[Rows from a dataset]
○ ○ ○ ○ ○

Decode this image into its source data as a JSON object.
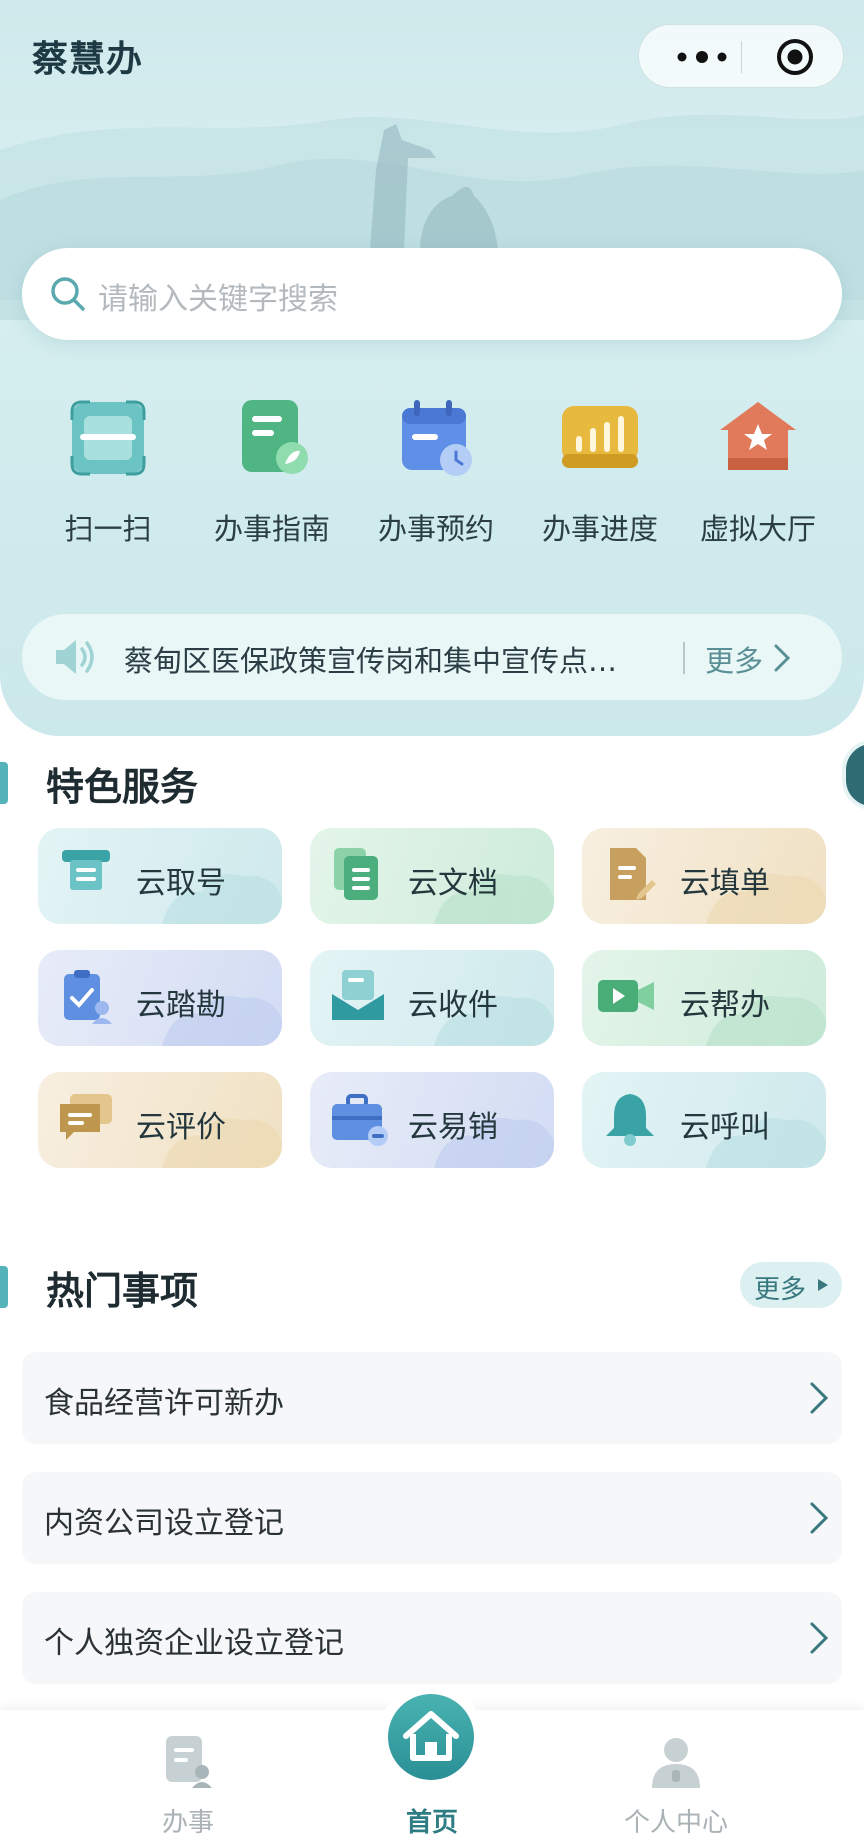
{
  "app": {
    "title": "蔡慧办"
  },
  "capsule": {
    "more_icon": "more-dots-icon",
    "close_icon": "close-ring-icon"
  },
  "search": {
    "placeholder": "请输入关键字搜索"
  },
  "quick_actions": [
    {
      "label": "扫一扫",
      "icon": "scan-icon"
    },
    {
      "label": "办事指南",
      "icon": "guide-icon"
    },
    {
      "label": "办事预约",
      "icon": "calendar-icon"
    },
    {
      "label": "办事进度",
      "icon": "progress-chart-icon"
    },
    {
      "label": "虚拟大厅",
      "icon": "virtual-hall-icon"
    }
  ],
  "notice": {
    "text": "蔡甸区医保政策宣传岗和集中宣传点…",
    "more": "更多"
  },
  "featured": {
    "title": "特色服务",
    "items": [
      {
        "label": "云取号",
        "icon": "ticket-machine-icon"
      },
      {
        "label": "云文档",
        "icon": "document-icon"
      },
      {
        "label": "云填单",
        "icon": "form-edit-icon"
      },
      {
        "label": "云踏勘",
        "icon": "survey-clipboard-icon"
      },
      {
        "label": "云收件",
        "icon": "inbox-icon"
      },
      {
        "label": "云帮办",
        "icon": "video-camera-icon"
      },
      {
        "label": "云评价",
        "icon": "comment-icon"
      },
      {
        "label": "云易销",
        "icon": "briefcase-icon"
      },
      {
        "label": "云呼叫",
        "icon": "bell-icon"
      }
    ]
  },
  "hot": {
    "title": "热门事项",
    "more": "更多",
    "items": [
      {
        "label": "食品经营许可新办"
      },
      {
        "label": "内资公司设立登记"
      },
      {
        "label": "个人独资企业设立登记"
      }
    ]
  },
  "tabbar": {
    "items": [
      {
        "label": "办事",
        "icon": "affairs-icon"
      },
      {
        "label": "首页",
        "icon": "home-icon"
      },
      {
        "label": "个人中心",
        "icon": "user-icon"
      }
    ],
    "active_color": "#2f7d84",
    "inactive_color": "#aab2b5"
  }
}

○ ○ ○ ○ ○

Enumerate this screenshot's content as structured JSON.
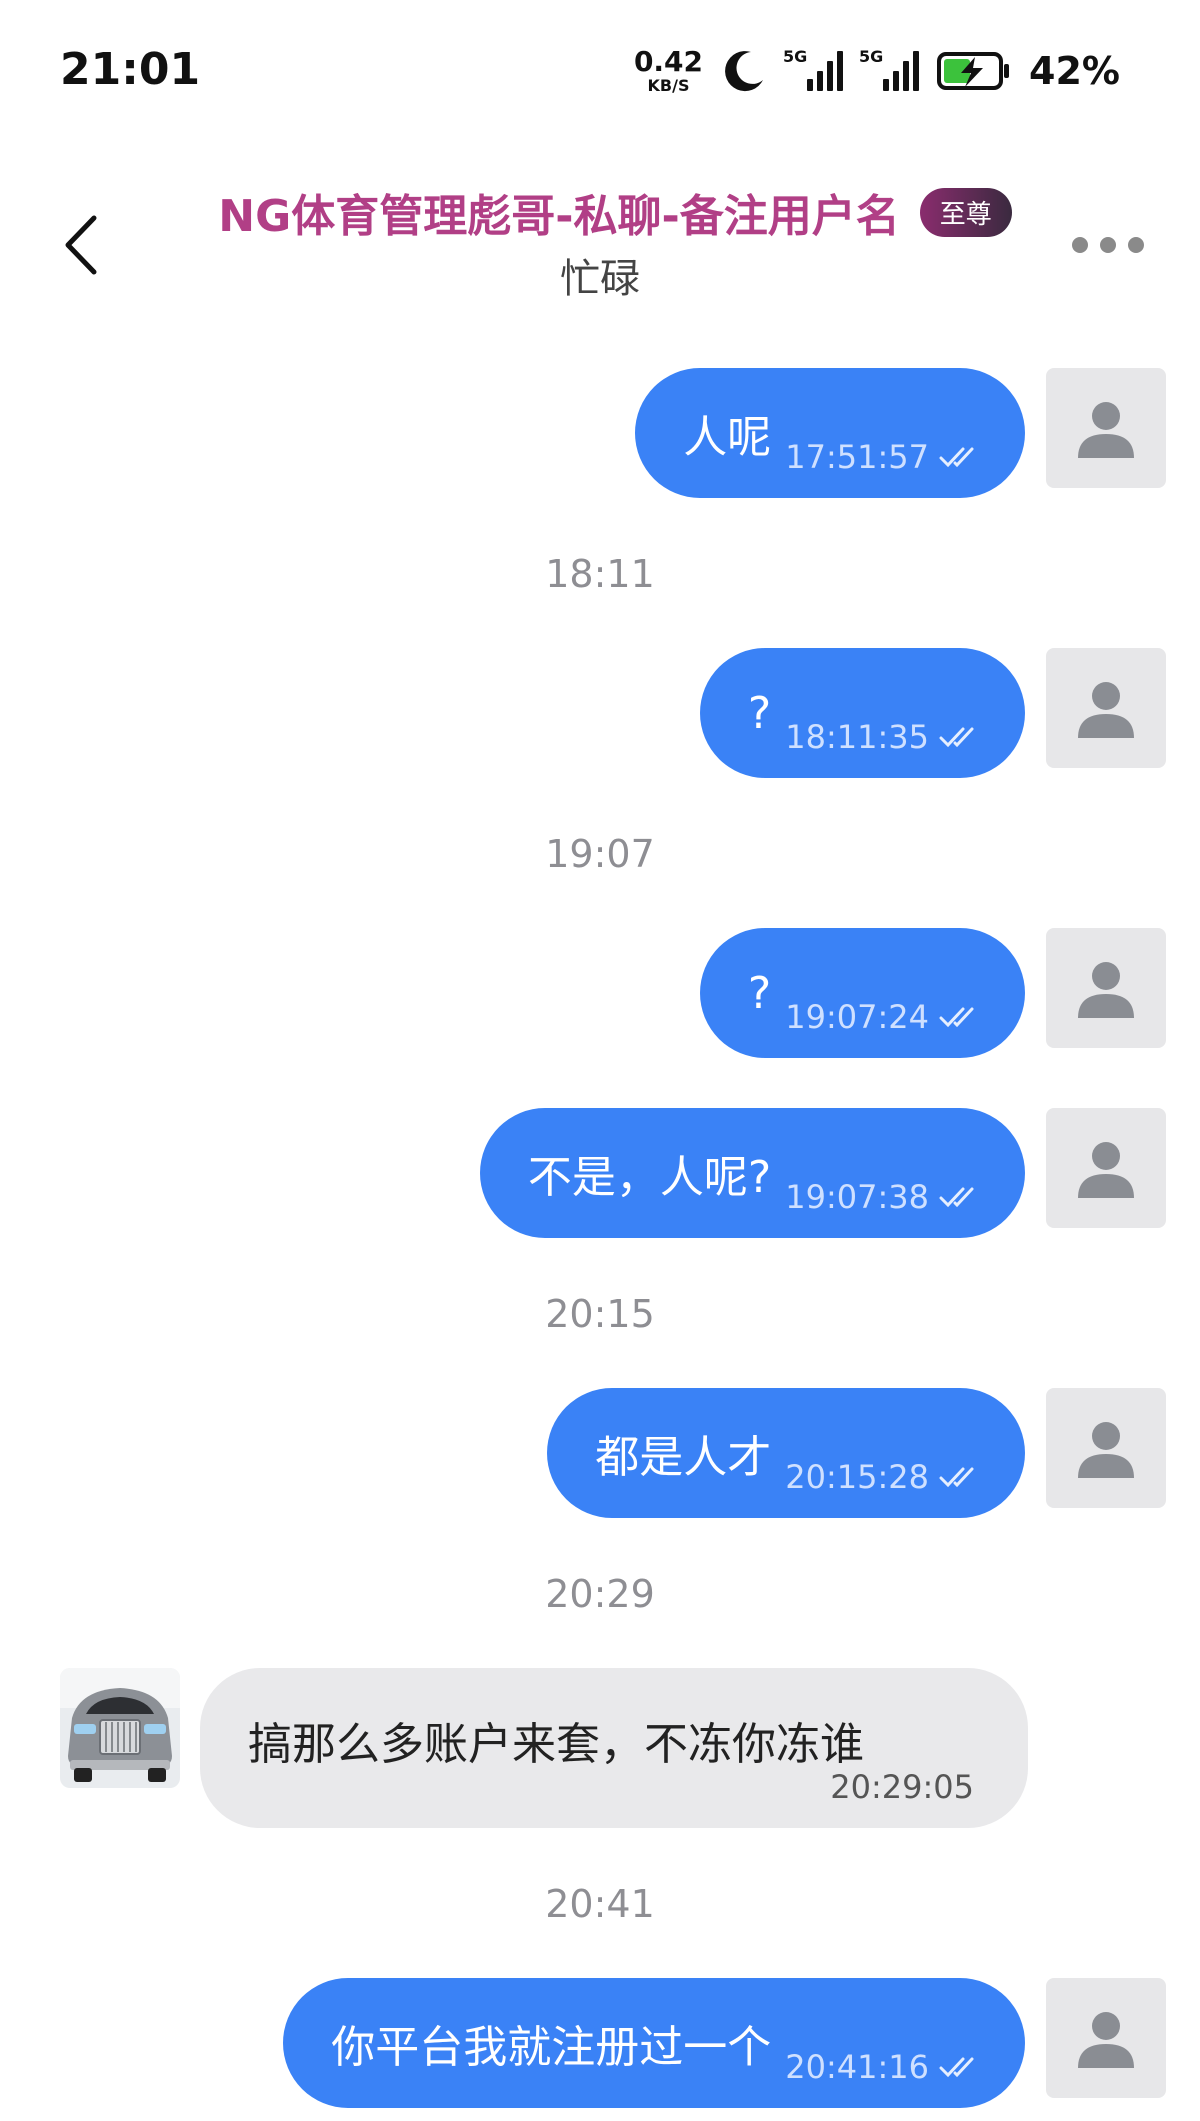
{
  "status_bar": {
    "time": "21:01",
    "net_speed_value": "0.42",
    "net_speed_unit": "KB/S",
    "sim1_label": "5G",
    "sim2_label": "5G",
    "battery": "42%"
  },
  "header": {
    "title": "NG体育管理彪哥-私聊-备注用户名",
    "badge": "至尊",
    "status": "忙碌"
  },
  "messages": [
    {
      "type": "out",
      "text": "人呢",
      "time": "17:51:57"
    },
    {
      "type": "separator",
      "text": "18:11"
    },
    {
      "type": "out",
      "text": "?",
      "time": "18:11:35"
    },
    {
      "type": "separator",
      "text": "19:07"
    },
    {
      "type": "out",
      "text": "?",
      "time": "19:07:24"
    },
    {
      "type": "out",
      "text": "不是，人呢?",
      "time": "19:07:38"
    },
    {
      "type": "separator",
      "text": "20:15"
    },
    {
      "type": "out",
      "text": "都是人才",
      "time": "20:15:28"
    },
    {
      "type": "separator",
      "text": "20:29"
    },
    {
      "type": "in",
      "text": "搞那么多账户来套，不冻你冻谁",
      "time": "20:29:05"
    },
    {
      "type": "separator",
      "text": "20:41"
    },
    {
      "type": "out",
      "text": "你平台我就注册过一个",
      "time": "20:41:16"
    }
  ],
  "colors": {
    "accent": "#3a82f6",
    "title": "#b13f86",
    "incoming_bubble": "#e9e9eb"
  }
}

○ ○ ○ ○ ○

_EXERCISE REQUIREMENTS_: In the records, locate each line holding the string "title" and copy it.

_OUTPUT OF THE TASK_:
    "title": "蔡慧办"
    "title": "特色服务",
    "title": "热门事项",
    "title": "NG体育管理彪哥-私聊-备注用户名",
    "title": "#b13f86",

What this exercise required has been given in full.